# INSTRUCTIONS FOR THE TASK:
Below are the records; copy each line in which "metric" can be found.

*** Opening GIVEN DATA ***

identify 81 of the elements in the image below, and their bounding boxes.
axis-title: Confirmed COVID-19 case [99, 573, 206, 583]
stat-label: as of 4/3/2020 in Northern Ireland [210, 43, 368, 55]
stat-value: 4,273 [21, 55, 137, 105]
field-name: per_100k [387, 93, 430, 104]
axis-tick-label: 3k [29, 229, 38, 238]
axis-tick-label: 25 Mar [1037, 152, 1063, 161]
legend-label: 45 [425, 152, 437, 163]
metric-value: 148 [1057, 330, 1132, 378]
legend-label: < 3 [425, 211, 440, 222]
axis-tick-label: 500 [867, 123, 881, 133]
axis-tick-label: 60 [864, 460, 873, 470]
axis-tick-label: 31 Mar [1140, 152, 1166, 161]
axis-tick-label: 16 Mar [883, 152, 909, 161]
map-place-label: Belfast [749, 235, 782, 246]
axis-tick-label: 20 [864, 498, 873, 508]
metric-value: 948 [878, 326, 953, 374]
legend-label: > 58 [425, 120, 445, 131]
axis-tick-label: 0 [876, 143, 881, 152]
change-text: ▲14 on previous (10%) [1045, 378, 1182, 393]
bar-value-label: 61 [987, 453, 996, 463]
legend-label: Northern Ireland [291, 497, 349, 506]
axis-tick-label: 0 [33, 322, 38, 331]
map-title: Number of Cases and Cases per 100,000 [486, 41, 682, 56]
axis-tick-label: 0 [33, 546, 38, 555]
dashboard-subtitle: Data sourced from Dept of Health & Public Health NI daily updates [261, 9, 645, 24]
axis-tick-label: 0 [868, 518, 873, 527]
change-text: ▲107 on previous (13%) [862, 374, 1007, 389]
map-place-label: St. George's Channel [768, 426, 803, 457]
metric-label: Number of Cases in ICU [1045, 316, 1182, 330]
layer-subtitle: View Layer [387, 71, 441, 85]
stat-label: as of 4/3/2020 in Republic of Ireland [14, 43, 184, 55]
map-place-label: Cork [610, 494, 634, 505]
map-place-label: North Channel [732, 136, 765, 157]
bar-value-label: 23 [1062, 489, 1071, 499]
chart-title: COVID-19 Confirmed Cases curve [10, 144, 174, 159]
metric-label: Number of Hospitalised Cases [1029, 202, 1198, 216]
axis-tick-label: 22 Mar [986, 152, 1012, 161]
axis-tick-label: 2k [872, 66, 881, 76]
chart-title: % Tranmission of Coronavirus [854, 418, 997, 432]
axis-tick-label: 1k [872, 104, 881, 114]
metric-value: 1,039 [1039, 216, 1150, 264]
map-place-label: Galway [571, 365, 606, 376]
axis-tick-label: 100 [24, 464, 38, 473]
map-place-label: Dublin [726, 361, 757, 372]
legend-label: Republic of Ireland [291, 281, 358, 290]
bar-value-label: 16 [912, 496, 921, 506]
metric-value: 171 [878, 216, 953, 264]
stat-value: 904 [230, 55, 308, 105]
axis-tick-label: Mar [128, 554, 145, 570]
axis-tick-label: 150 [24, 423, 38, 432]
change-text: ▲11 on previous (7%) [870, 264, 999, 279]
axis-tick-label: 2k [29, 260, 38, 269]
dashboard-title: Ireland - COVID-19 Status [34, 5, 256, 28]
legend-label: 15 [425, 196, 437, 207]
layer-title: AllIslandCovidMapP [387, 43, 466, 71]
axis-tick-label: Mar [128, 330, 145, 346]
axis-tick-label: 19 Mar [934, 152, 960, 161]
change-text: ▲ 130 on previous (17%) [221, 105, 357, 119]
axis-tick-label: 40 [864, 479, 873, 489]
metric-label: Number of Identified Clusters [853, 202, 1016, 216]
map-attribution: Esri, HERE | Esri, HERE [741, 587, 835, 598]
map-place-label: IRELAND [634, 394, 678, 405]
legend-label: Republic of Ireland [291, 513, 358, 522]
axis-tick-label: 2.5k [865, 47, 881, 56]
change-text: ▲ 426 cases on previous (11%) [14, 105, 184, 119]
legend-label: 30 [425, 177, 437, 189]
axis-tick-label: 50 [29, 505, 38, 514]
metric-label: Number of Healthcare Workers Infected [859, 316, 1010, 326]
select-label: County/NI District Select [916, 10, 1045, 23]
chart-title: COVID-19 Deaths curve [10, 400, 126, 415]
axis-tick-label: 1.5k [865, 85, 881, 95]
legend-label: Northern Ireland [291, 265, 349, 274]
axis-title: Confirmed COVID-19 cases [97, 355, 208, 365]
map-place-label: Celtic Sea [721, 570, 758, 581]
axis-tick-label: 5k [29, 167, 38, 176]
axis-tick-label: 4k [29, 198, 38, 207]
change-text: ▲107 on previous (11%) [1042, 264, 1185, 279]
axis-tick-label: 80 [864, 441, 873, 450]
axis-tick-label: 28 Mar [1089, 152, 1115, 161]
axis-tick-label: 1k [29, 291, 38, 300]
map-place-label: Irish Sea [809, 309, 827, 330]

*** Closing GIVEN DATA ***

# TASK RESULT:
metric-value: 148 [1057, 330, 1132, 378]
metric-value: 948 [878, 326, 953, 374]
metric-label: Number of Cases in ICU [1045, 316, 1182, 330]
metric-label: Number of Hospitalised Cases [1029, 202, 1198, 216]
metric-value: 1,039 [1039, 216, 1150, 264]
metric-value: 171 [878, 216, 953, 264]
metric-label: Number of Identified Clusters [853, 202, 1016, 216]
metric-label: Number of Healthcare Workers Infected [859, 316, 1010, 326]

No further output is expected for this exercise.